■ Problem details ■
From the first line to the last, repeat the data exactly and drop the pictures.

***** Recorded information

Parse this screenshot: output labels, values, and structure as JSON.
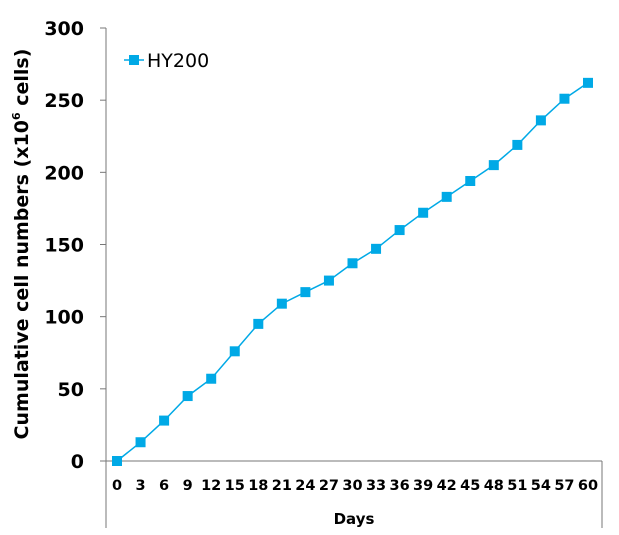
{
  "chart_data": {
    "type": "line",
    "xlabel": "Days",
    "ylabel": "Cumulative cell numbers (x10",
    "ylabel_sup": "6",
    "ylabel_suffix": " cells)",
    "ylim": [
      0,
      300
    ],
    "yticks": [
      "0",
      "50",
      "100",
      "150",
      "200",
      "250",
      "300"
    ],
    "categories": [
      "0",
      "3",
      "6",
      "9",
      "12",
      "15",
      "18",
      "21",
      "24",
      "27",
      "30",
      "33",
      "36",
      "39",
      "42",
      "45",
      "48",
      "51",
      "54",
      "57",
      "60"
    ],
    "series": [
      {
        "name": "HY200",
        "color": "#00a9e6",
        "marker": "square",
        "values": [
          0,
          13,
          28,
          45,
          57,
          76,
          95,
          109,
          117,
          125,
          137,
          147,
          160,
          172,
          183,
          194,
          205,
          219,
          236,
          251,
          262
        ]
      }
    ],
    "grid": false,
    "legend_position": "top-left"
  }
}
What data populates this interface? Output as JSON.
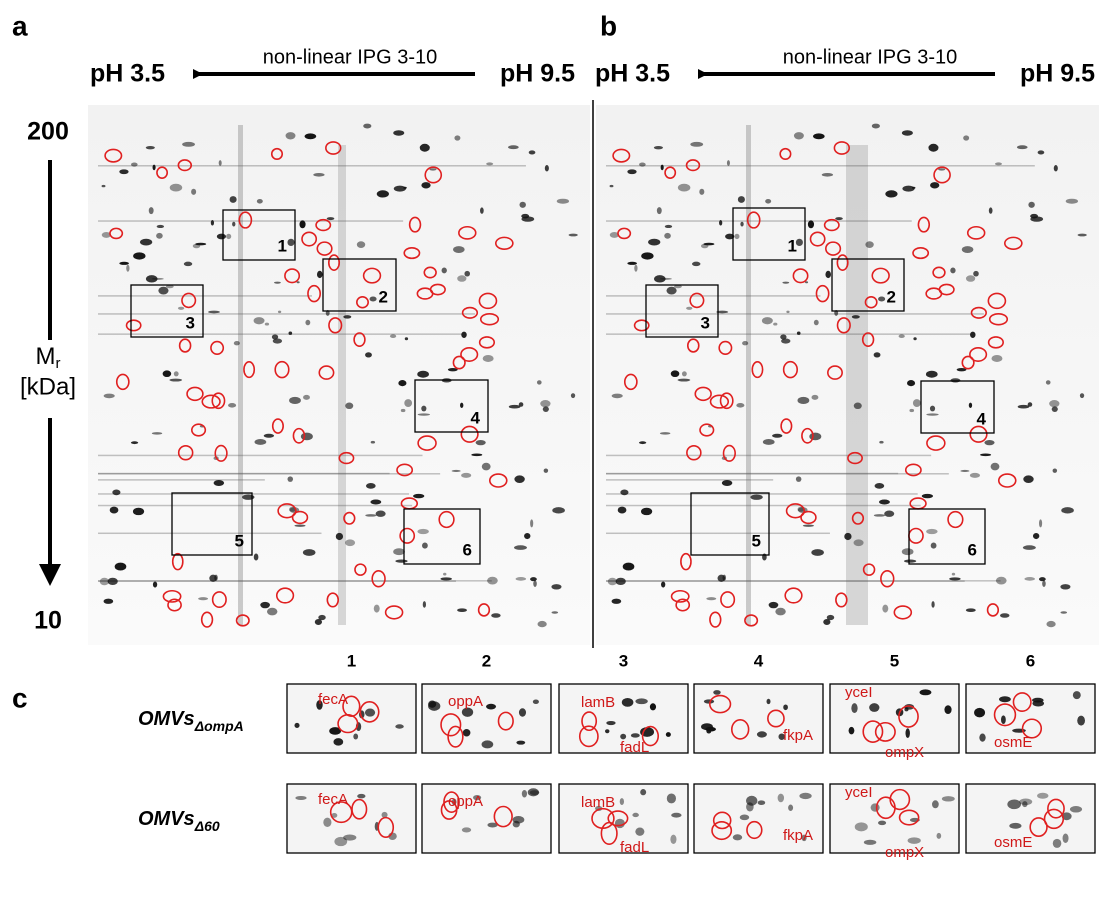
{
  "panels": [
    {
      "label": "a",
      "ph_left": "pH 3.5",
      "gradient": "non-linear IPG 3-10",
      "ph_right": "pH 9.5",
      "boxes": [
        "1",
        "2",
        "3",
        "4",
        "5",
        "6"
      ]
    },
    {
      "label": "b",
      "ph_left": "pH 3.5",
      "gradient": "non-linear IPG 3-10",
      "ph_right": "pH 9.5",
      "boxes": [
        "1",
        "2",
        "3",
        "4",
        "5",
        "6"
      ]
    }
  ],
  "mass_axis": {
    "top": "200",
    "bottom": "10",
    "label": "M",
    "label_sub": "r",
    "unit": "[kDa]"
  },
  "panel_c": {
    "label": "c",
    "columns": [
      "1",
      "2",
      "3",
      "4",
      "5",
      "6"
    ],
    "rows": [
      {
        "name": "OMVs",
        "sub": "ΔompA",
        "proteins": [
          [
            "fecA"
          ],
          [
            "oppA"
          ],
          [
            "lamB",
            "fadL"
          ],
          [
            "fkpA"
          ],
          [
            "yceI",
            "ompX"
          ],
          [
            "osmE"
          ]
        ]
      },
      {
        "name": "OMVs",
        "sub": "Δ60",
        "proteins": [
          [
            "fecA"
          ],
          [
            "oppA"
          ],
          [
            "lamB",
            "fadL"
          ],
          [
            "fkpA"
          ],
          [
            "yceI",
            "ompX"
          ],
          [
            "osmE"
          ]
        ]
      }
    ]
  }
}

**********

■ Expected answer ■
Parse this screenshot: output labels, values, and structure as JSON.
{
  "chart_data": {
    "type": "line",
    "xlabel": "Days",
    "ylabel": "Cumulative cell numbers (x10",
    "ylabel_sup": "6",
    "ylabel_suffix": " cells)",
    "ylim": [
      0,
      300
    ],
    "yticks": [
      "0",
      "50",
      "100",
      "150",
      "200",
      "250",
      "300"
    ],
    "categories": [
      "0",
      "3",
      "6",
      "9",
      "12",
      "15",
      "18",
      "21",
      "24",
      "27",
      "30",
      "33",
      "36",
      "39",
      "42",
      "45",
      "48",
      "51",
      "54",
      "57",
      "60"
    ],
    "series": [
      {
        "name": "HY200",
        "color": "#00a9e6",
        "marker": "square",
        "values": [
          0,
          13,
          28,
          45,
          57,
          76,
          95,
          109,
          117,
          125,
          137,
          147,
          160,
          172,
          183,
          194,
          205,
          219,
          236,
          251,
          262
        ]
      }
    ],
    "grid": false,
    "legend_position": "top-left"
  }
}
What data populates this interface? Output as JSON.
{
  "panels": [
    {
      "label": "a",
      "ph_left": "pH 3.5",
      "gradient": "non-linear IPG 3-10",
      "ph_right": "pH 9.5",
      "boxes": [
        "1",
        "2",
        "3",
        "4",
        "5",
        "6"
      ]
    },
    {
      "label": "b",
      "ph_left": "pH 3.5",
      "gradient": "non-linear IPG 3-10",
      "ph_right": "pH 9.5",
      "boxes": [
        "1",
        "2",
        "3",
        "4",
        "5",
        "6"
      ]
    }
  ],
  "mass_axis": {
    "top": "200",
    "bottom": "10",
    "label": "M",
    "label_sub": "r",
    "unit": "[kDa]"
  },
  "panel_c": {
    "label": "c",
    "columns": [
      "1",
      "2",
      "3",
      "4",
      "5",
      "6"
    ],
    "rows": [
      {
        "name": "OMVs",
        "sub": "ΔompA",
        "proteins": [
          [
            "fecA"
          ],
          [
            "oppA"
          ],
          [
            "lamB",
            "fadL"
          ],
          [
            "fkpA"
          ],
          [
            "yceI",
            "ompX"
          ],
          [
            "osmE"
          ]
        ]
      },
      {
        "name": "OMVs",
        "sub": "Δ60",
        "proteins": [
          [
            "fecA"
          ],
          [
            "oppA"
          ],
          [
            "lamB",
            "fadL"
          ],
          [
            "fkpA"
          ],
          [
            "yceI",
            "ompX"
          ],
          [
            "osmE"
          ]
        ]
      }
    ]
  }
}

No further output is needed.